**Exercise directions**
The records that follow need to be output exactly as they are.

**Exercise materials**

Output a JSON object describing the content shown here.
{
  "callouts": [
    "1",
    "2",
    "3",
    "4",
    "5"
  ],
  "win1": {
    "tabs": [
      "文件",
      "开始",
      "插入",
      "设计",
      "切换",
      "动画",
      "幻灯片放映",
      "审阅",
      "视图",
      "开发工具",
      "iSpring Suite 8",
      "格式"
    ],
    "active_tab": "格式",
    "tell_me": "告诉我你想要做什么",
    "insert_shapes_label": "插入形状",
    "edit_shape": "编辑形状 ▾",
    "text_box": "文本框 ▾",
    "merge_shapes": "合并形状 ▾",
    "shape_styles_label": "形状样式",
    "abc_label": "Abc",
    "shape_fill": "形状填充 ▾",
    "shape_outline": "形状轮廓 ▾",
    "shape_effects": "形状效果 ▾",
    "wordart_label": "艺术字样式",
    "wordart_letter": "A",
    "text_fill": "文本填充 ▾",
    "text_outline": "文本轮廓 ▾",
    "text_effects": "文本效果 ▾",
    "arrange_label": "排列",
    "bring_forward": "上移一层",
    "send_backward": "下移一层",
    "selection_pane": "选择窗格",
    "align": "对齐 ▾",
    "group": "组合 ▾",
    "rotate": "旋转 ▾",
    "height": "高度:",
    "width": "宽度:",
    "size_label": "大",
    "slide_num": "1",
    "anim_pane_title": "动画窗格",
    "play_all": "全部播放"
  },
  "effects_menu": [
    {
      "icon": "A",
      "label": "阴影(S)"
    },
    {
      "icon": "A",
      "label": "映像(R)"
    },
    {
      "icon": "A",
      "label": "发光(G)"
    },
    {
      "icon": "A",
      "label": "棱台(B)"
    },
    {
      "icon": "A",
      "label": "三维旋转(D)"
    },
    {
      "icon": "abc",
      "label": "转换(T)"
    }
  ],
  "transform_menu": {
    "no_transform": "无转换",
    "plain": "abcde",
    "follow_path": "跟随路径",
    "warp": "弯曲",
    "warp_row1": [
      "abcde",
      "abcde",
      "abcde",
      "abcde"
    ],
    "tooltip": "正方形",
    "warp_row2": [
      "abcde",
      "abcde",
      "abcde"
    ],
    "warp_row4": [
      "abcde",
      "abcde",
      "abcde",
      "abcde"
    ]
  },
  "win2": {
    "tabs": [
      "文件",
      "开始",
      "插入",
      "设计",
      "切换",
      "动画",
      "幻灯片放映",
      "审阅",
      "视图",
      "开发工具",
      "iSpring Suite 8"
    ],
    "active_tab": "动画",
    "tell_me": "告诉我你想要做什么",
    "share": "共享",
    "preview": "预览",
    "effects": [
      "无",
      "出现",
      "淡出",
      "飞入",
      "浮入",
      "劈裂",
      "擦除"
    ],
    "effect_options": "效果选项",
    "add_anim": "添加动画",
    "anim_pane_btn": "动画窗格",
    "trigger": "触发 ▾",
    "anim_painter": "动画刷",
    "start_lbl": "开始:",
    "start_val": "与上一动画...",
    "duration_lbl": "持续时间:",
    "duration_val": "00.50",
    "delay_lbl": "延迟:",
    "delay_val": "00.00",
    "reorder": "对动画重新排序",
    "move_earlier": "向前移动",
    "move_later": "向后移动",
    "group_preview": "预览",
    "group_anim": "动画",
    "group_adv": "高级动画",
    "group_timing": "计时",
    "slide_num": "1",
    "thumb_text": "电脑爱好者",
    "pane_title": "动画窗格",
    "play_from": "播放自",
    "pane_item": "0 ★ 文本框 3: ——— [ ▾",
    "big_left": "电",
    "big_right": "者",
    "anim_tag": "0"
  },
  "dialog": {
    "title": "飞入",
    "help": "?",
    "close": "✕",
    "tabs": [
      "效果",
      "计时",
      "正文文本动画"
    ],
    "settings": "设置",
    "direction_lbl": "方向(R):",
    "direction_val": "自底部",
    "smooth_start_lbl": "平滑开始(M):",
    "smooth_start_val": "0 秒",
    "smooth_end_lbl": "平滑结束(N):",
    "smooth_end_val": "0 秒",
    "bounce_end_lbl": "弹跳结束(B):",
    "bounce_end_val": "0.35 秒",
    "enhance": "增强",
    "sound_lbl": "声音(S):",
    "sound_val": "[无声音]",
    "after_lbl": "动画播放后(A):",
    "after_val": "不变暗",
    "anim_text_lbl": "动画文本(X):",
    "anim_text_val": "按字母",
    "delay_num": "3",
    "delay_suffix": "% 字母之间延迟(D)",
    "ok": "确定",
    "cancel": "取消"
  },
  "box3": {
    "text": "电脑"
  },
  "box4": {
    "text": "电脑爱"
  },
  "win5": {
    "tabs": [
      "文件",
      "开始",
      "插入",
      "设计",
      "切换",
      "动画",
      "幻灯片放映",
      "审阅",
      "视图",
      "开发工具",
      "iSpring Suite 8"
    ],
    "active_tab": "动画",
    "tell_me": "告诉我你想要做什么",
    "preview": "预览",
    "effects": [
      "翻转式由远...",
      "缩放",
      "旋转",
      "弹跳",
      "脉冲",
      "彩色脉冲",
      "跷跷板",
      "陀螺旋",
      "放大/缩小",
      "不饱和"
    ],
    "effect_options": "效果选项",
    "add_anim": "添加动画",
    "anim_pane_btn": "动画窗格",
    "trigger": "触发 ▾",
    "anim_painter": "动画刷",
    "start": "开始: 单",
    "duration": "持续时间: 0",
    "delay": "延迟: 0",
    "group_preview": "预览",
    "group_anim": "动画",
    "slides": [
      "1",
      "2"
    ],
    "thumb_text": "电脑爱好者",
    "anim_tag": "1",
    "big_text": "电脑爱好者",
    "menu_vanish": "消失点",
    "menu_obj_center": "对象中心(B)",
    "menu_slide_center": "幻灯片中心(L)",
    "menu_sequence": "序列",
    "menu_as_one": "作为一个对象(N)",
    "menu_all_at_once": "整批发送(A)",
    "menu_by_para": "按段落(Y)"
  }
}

**Exercise output**
Output a JSON object describing the content shown here.
{
  "callouts": [
    "1",
    "2",
    "3",
    "4",
    "5"
  ],
  "win1": {
    "tabs": [
      "文件",
      "开始",
      "插入",
      "设计",
      "切换",
      "动画",
      "幻灯片放映",
      "审阅",
      "视图",
      "开发工具",
      "iSpring Suite 8",
      "格式"
    ],
    "active_tab": "格式",
    "tell_me": "告诉我你想要做什么",
    "insert_shapes_label": "插入形状",
    "edit_shape": "编辑形状 ▾",
    "text_box": "文本框 ▾",
    "merge_shapes": "合并形状 ▾",
    "shape_styles_label": "形状样式",
    "abc_label": "Abc",
    "shape_fill": "形状填充 ▾",
    "shape_outline": "形状轮廓 ▾",
    "shape_effects": "形状效果 ▾",
    "wordart_label": "艺术字样式",
    "wordart_letter": "A",
    "text_fill": "文本填充 ▾",
    "text_outline": "文本轮廓 ▾",
    "text_effects": "文本效果 ▾",
    "arrange_label": "排列",
    "bring_forward": "上移一层",
    "send_backward": "下移一层",
    "selection_pane": "选择窗格",
    "align": "对齐 ▾",
    "group": "组合 ▾",
    "rotate": "旋转 ▾",
    "height": "高度:",
    "width": "宽度:",
    "size_label": "大",
    "slide_num": "1",
    "anim_pane_title": "动画窗格",
    "play_all": "全部播放"
  },
  "effects_menu": [
    {
      "icon": "A",
      "label": "阴影(S)"
    },
    {
      "icon": "A",
      "label": "映像(R)"
    },
    {
      "icon": "A",
      "label": "发光(G)"
    },
    {
      "icon": "A",
      "label": "棱台(B)"
    },
    {
      "icon": "A",
      "label": "三维旋转(D)"
    },
    {
      "icon": "abc",
      "label": "转换(T)"
    }
  ],
  "transform_menu": {
    "no_transform": "无转换",
    "plain": "abcde",
    "follow_path": "跟随路径",
    "warp": "弯曲",
    "warp_row1": [
      "abcde",
      "abcde",
      "abcde",
      "abcde"
    ],
    "tooltip": "正方形",
    "warp_row2": [
      "abcde",
      "abcde",
      "abcde"
    ],
    "warp_row4": [
      "abcde",
      "abcde",
      "abcde",
      "abcde"
    ]
  },
  "win2": {
    "tabs": [
      "文件",
      "开始",
      "插入",
      "设计",
      "切换",
      "动画",
      "幻灯片放映",
      "审阅",
      "视图",
      "开发工具",
      "iSpring Suite 8"
    ],
    "active_tab": "动画",
    "tell_me": "告诉我你想要做什么",
    "share": "共享",
    "preview": "预览",
    "effects": [
      "无",
      "出现",
      "淡出",
      "飞入",
      "浮入",
      "劈裂",
      "擦除"
    ],
    "effect_options": "效果选项",
    "add_anim": "添加动画",
    "anim_pane_btn": "动画窗格",
    "trigger": "触发 ▾",
    "anim_painter": "动画刷",
    "start_lbl": "开始:",
    "start_val": "与上一动画...",
    "duration_lbl": "持续时间:",
    "duration_val": "00.50",
    "delay_lbl": "延迟:",
    "delay_val": "00.00",
    "reorder": "对动画重新排序",
    "move_earlier": "向前移动",
    "move_later": "向后移动",
    "group_preview": "预览",
    "group_anim": "动画",
    "group_adv": "高级动画",
    "group_timing": "计时",
    "slide_num": "1",
    "thumb_text": "电脑爱好者",
    "pane_title": "动画窗格",
    "play_from": "播放自",
    "pane_item": "0 ★ 文本框 3: ——— [ ▾",
    "big_left": "电",
    "big_right": "者",
    "anim_tag": "0"
  },
  "dialog": {
    "title": "飞入",
    "help": "?",
    "close": "✕",
    "tabs": [
      "效果",
      "计时",
      "正文文本动画"
    ],
    "settings": "设置",
    "direction_lbl": "方向(R):",
    "direction_val": "自底部",
    "smooth_start_lbl": "平滑开始(M):",
    "smooth_start_val": "0 秒",
    "smooth_end_lbl": "平滑结束(N):",
    "smooth_end_val": "0 秒",
    "bounce_end_lbl": "弹跳结束(B):",
    "bounce_end_val": "0.35 秒",
    "enhance": "增强",
    "sound_lbl": "声音(S):",
    "sound_val": "[无声音]",
    "after_lbl": "动画播放后(A):",
    "after_val": "不变暗",
    "anim_text_lbl": "动画文本(X):",
    "anim_text_val": "按字母",
    "delay_num": "3",
    "delay_suffix": "% 字母之间延迟(D)",
    "ok": "确定",
    "cancel": "取消"
  },
  "box3": {
    "text": "电脑"
  },
  "box4": {
    "text": "电脑爱"
  },
  "win5": {
    "tabs": [
      "文件",
      "开始",
      "插入",
      "设计",
      "切换",
      "动画",
      "幻灯片放映",
      "审阅",
      "视图",
      "开发工具",
      "iSpring Suite 8"
    ],
    "active_tab": "动画",
    "tell_me": "告诉我你想要做什么",
    "preview": "预览",
    "effects": [
      "翻转式由远...",
      "缩放",
      "旋转",
      "弹跳",
      "脉冲",
      "彩色脉冲",
      "跷跷板",
      "陀螺旋",
      "放大/缩小",
      "不饱和"
    ],
    "effect_options": "效果选项",
    "add_anim": "添加动画",
    "anim_pane_btn": "动画窗格",
    "trigger": "触发 ▾",
    "anim_painter": "动画刷",
    "start": "开始: 单",
    "duration": "持续时间: 0",
    "delay": "延迟: 0",
    "group_preview": "预览",
    "group_anim": "动画",
    "slides": [
      "1",
      "2"
    ],
    "thumb_text": "电脑爱好者",
    "anim_tag": "1",
    "big_text": "电脑爱好者",
    "menu_vanish": "消失点",
    "menu_obj_center": "对象中心(B)",
    "menu_slide_center": "幻灯片中心(L)",
    "menu_sequence": "序列",
    "menu_as_one": "作为一个对象(N)",
    "menu_all_at_once": "整批发送(A)",
    "menu_by_para": "按段落(Y)"
  }
}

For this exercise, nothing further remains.